------ DATASET CONTENT ------
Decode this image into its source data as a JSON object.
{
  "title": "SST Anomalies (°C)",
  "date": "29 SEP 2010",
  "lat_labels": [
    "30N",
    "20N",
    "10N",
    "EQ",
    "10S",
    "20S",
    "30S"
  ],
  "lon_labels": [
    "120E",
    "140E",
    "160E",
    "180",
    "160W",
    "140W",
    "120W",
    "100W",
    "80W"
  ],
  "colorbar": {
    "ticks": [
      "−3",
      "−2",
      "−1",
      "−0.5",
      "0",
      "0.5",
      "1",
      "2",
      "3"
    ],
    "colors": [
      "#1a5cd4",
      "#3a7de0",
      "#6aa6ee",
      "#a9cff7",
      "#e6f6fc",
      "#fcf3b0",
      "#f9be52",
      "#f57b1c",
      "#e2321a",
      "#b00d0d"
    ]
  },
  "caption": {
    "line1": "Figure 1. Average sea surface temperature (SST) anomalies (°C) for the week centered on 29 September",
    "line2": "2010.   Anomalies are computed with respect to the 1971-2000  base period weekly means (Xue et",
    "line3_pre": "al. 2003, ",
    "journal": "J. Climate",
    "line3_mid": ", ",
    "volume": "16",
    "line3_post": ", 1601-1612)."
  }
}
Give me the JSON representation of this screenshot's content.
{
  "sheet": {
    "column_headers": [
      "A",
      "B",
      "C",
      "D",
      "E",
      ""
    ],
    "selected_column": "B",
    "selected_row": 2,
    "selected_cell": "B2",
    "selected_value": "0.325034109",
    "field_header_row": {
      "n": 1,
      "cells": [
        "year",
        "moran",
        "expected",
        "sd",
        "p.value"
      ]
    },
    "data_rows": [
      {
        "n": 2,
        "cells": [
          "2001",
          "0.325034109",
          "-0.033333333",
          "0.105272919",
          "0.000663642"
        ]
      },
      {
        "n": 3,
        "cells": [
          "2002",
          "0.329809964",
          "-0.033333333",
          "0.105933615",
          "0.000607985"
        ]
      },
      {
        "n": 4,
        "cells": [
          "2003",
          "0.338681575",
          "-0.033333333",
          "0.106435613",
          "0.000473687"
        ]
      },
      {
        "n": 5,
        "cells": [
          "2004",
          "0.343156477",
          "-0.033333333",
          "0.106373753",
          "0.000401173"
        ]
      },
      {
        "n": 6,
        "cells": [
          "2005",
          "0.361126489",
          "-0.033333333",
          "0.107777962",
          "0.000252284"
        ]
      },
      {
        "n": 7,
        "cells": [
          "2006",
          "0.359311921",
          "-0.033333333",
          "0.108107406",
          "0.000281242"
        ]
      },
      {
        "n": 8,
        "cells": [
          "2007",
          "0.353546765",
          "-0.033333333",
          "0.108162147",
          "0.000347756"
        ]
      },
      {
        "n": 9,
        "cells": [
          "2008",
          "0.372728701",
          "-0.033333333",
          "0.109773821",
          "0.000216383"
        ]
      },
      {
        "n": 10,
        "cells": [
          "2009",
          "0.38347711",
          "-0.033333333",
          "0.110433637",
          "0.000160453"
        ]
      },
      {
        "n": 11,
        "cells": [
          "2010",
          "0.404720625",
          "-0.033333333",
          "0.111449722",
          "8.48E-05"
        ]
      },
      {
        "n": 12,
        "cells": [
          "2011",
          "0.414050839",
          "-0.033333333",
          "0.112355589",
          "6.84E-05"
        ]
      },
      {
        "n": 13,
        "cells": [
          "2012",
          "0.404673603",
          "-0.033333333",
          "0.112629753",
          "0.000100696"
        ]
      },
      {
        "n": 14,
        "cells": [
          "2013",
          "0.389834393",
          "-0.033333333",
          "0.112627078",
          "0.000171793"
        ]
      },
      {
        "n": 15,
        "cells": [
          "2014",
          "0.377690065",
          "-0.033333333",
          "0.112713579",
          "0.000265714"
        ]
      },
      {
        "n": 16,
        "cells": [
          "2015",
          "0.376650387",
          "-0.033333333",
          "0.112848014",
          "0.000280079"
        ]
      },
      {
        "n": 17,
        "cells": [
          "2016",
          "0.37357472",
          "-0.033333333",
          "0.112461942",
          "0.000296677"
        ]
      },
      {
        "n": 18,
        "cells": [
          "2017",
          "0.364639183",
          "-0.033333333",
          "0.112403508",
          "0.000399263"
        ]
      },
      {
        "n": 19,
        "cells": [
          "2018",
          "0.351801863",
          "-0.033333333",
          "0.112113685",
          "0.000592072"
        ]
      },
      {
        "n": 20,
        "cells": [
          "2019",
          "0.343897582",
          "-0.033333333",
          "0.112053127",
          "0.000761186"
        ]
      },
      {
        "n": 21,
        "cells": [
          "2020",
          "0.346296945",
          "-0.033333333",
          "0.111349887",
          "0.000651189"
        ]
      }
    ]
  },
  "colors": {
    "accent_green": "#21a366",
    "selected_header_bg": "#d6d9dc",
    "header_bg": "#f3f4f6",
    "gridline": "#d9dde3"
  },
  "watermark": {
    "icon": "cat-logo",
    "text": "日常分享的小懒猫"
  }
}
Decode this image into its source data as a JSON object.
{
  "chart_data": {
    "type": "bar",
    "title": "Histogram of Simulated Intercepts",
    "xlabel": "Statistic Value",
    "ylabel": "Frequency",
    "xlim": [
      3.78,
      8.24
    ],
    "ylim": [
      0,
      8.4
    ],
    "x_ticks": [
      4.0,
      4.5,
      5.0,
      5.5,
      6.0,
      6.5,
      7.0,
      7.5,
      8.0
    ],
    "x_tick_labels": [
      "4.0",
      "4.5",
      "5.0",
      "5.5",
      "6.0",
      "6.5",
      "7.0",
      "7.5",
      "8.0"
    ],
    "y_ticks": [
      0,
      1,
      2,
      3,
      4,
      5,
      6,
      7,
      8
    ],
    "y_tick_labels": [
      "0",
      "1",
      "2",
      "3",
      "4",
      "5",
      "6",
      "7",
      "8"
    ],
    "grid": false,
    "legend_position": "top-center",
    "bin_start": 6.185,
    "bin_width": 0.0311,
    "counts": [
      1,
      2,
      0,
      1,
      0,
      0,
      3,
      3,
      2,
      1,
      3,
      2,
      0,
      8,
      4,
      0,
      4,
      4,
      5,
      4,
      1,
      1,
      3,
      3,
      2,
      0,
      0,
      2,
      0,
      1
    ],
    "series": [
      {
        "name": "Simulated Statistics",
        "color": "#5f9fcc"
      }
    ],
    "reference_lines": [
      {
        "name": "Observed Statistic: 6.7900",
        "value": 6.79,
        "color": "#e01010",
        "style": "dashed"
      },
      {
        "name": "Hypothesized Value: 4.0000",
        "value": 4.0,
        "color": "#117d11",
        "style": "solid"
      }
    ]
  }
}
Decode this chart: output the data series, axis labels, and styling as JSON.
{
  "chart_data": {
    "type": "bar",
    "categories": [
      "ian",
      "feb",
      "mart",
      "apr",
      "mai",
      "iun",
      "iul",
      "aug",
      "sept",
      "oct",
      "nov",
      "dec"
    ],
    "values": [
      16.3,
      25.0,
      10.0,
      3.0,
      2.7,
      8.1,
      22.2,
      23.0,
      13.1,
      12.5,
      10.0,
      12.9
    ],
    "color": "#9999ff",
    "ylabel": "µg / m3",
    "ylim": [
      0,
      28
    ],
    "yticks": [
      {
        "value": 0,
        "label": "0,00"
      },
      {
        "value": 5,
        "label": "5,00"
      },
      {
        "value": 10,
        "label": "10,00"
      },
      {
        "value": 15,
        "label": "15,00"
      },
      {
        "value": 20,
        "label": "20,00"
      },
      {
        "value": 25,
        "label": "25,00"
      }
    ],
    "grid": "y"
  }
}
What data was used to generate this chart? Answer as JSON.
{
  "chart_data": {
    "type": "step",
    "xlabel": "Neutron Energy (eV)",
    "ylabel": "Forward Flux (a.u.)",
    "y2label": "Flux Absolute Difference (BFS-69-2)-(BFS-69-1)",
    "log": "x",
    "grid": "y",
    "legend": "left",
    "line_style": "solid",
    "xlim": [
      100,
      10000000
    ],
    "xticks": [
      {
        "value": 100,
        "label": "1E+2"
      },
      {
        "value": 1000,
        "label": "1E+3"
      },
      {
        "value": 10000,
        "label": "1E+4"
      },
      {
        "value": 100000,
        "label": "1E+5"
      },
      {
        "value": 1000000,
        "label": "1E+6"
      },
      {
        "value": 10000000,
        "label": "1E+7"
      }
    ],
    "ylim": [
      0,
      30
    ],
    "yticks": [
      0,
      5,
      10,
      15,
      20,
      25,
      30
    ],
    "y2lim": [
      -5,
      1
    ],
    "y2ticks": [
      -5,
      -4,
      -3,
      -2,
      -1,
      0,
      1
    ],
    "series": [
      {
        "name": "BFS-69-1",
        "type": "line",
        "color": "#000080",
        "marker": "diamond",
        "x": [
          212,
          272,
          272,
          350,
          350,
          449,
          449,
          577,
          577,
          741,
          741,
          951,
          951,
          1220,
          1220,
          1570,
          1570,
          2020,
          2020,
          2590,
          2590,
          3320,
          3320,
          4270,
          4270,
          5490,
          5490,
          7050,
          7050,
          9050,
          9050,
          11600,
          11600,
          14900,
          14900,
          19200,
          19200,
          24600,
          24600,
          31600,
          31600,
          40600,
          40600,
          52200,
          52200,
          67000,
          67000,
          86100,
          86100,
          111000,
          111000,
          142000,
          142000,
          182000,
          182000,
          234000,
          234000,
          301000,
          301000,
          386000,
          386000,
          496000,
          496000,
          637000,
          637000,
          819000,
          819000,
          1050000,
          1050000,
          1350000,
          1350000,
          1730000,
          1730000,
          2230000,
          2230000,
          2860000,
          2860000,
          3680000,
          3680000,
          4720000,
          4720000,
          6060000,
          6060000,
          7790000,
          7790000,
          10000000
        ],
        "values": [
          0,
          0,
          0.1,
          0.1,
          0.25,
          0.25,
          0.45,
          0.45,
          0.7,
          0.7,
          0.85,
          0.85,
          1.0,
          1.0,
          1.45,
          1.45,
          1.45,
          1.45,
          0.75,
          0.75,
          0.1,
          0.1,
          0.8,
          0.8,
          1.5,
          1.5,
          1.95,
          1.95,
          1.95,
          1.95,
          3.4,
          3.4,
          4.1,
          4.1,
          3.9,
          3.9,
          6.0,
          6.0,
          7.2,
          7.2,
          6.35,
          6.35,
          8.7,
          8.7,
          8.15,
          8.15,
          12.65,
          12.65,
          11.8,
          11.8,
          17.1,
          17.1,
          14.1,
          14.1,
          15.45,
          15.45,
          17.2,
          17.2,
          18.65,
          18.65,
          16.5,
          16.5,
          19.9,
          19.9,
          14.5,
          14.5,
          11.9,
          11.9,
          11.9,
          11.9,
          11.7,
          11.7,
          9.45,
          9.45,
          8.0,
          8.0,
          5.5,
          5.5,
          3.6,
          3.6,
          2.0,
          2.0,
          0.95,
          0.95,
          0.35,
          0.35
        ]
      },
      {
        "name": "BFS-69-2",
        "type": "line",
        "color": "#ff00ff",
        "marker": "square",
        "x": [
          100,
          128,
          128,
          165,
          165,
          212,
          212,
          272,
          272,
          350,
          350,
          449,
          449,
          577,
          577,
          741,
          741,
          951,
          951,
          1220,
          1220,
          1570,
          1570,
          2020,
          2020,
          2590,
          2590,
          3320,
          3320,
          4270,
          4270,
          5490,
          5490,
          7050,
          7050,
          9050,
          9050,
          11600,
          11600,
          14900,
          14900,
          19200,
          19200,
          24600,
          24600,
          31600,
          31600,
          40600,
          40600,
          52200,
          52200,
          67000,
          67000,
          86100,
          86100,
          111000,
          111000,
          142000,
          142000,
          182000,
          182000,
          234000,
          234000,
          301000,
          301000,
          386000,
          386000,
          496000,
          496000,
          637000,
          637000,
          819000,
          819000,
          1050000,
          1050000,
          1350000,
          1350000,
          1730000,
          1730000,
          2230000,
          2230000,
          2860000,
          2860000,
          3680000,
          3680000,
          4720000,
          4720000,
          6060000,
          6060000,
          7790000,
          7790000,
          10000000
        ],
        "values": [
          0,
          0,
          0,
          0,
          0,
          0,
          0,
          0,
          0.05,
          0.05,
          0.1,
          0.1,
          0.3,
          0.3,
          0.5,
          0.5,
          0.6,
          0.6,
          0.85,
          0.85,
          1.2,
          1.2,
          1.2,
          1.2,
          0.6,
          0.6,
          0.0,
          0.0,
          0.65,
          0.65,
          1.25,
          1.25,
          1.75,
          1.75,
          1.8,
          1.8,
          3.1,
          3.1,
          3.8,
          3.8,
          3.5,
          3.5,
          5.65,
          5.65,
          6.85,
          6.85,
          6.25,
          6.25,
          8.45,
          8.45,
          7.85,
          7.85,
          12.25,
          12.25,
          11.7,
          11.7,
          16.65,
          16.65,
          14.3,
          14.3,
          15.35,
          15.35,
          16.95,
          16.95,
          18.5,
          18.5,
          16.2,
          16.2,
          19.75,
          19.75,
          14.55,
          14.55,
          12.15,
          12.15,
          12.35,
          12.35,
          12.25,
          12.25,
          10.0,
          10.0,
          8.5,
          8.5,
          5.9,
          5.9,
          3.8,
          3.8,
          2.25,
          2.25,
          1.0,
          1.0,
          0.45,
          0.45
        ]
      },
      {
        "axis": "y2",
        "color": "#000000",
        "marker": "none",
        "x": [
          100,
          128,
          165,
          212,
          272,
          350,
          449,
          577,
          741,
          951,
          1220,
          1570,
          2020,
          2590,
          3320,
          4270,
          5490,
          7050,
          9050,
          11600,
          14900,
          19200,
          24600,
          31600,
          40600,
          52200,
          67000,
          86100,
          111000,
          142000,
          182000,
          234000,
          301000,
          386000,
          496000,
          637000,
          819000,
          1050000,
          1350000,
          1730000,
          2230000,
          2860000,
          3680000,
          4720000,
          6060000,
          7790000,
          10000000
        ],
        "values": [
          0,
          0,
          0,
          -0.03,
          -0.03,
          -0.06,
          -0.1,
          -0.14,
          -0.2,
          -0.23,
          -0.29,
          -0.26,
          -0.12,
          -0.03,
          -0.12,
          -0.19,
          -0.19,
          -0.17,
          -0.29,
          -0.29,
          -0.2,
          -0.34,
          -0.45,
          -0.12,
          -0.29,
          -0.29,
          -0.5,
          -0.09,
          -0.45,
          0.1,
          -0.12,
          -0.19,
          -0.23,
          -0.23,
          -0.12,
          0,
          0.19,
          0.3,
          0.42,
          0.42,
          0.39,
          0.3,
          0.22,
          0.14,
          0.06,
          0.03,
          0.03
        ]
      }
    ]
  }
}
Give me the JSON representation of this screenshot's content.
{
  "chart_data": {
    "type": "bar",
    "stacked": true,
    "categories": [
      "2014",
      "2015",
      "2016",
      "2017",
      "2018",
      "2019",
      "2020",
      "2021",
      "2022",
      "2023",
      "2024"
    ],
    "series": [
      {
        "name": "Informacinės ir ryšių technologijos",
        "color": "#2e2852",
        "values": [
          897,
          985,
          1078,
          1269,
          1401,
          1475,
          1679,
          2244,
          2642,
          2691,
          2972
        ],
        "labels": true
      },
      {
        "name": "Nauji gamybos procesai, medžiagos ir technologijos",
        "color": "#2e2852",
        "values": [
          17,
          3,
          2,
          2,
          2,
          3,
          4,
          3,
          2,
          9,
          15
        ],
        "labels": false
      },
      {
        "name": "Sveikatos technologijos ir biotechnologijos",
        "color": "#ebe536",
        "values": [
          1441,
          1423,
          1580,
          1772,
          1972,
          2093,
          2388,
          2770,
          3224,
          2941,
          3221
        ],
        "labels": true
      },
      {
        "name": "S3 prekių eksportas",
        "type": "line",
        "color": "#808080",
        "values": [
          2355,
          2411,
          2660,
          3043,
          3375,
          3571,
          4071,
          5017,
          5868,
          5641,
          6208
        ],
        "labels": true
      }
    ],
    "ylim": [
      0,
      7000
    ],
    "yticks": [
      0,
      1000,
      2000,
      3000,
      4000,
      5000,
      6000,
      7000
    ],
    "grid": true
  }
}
------
■ WHAT IS BEING ASKED ■
Search the entries for the word "title" and gather every line where it appears.

■ OUTPUT FOR THIS EXERCISE ■
  "title": "SST Anomalies (°C)",
    "title": "Histogram of Simulated Intercepts",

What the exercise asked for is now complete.